[Exercise instructions] Without skipping anything, write out each record below exactly.

--- begin Input ---

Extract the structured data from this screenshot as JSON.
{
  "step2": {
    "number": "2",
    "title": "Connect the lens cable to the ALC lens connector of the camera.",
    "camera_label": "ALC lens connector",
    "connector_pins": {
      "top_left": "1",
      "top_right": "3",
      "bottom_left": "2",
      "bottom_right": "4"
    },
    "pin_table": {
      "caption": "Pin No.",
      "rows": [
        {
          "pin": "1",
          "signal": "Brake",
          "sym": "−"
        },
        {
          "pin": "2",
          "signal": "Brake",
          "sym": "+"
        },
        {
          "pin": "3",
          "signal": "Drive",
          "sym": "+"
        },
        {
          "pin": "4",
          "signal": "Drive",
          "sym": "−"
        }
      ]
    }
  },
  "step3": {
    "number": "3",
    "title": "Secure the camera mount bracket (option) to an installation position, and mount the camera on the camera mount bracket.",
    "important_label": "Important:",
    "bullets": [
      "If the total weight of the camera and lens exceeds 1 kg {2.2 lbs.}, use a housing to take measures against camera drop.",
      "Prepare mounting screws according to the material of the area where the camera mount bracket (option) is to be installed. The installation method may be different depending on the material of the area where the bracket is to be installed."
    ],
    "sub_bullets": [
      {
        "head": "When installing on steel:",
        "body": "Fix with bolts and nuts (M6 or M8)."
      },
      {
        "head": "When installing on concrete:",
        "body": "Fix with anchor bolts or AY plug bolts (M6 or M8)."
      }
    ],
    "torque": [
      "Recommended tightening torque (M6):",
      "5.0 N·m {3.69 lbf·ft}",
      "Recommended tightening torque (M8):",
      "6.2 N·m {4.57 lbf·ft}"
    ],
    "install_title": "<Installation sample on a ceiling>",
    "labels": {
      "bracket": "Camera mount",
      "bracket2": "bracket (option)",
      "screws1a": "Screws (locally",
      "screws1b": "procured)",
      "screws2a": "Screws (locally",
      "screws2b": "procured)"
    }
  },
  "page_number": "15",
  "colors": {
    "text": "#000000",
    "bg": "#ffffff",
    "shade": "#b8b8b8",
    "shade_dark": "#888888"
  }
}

--- end Input ---

[Written answer]
Extract the structured data from this screenshot as JSON.
{
  "step2": {
    "number": "2",
    "title": "Connect the lens cable to the ALC lens connector of the camera.",
    "camera_label": "ALC lens connector",
    "connector_pins": {
      "top_left": "1",
      "top_right": "3",
      "bottom_left": "2",
      "bottom_right": "4"
    },
    "pin_table": {
      "caption": "Pin No.",
      "rows": [
        {
          "pin": "1",
          "signal": "Brake",
          "sym": "−"
        },
        {
          "pin": "2",
          "signal": "Brake",
          "sym": "+"
        },
        {
          "pin": "3",
          "signal": "Drive",
          "sym": "+"
        },
        {
          "pin": "4",
          "signal": "Drive",
          "sym": "−"
        }
      ]
    }
  },
  "step3": {
    "number": "3",
    "title": "Secure the camera mount bracket (option) to an installation position, and mount the camera on the camera mount bracket.",
    "important_label": "Important:",
    "bullets": [
      "If the total weight of the camera and lens exceeds 1 kg {2.2 lbs.}, use a housing to take measures against camera drop.",
      "Prepare mounting screws according to the material of the area where the camera mount bracket (option) is to be installed. The installation method may be different depending on the material of the area where the bracket is to be installed."
    ],
    "sub_bullets": [
      {
        "head": "When installing on steel:",
        "body": "Fix with bolts and nuts (M6 or M8)."
      },
      {
        "head": "When installing on concrete:",
        "body": "Fix with anchor bolts or AY plug bolts (M6 or M8)."
      }
    ],
    "torque": [
      "Recommended tightening torque (M6):",
      "5.0 N·m {3.69 lbf·ft}",
      "Recommended tightening torque (M8):",
      "6.2 N·m {4.57 lbf·ft}"
    ],
    "install_title": "<Installation sample on a ceiling>",
    "labels": {
      "bracket": "Camera mount",
      "bracket2": "bracket (option)",
      "screws1a": "Screws (locally",
      "screws1b": "procured)",
      "screws2a": "Screws (locally",
      "screws2b": "procured)"
    }
  },
  "page_number": "15",
  "colors": {
    "text": "#000000",
    "bg": "#ffffff",
    "shade": "#b8b8b8",
    "shade_dark": "#888888"
  }
}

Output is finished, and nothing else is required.